Data excerpts
⁂

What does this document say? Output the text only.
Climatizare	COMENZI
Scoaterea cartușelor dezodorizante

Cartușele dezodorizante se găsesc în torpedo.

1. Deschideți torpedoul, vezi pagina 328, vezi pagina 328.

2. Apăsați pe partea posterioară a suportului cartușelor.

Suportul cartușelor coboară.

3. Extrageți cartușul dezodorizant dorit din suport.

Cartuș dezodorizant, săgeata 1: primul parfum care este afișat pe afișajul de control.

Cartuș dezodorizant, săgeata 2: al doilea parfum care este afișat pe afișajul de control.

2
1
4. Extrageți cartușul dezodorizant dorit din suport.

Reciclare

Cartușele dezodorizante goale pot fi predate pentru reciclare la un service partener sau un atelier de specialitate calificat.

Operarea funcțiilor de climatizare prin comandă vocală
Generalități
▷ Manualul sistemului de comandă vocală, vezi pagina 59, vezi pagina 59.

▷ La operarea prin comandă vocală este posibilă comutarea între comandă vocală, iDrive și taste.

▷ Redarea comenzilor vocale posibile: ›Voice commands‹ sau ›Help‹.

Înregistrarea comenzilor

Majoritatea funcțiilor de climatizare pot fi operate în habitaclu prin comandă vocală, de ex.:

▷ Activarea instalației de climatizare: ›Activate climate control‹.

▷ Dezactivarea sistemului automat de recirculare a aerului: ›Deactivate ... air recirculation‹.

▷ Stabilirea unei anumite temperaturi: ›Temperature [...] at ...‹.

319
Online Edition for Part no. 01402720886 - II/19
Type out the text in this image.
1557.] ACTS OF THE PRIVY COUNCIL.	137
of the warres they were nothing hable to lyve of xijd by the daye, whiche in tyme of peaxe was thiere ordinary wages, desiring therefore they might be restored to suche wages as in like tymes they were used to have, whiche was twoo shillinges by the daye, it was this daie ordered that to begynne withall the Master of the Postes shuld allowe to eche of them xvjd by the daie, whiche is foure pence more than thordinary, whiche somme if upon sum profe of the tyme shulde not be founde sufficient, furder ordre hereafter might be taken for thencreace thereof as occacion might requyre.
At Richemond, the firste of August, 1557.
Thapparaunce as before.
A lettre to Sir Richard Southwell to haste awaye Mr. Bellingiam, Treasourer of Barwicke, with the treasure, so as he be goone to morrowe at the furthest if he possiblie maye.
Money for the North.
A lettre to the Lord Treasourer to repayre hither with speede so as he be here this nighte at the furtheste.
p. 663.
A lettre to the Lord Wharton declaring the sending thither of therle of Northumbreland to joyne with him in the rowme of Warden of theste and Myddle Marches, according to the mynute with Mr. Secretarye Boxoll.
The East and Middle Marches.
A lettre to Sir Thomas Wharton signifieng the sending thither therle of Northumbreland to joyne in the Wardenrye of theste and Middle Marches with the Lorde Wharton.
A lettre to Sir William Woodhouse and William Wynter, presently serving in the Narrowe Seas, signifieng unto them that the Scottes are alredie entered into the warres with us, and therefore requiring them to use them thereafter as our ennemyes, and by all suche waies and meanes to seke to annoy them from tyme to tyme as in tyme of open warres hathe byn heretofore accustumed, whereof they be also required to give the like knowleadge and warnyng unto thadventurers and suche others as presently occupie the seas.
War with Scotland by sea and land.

⁂

## Stated exercise
How many lines in the records above contain the word "sistemului"? Reply with the number and nothing more.

## Full solution
2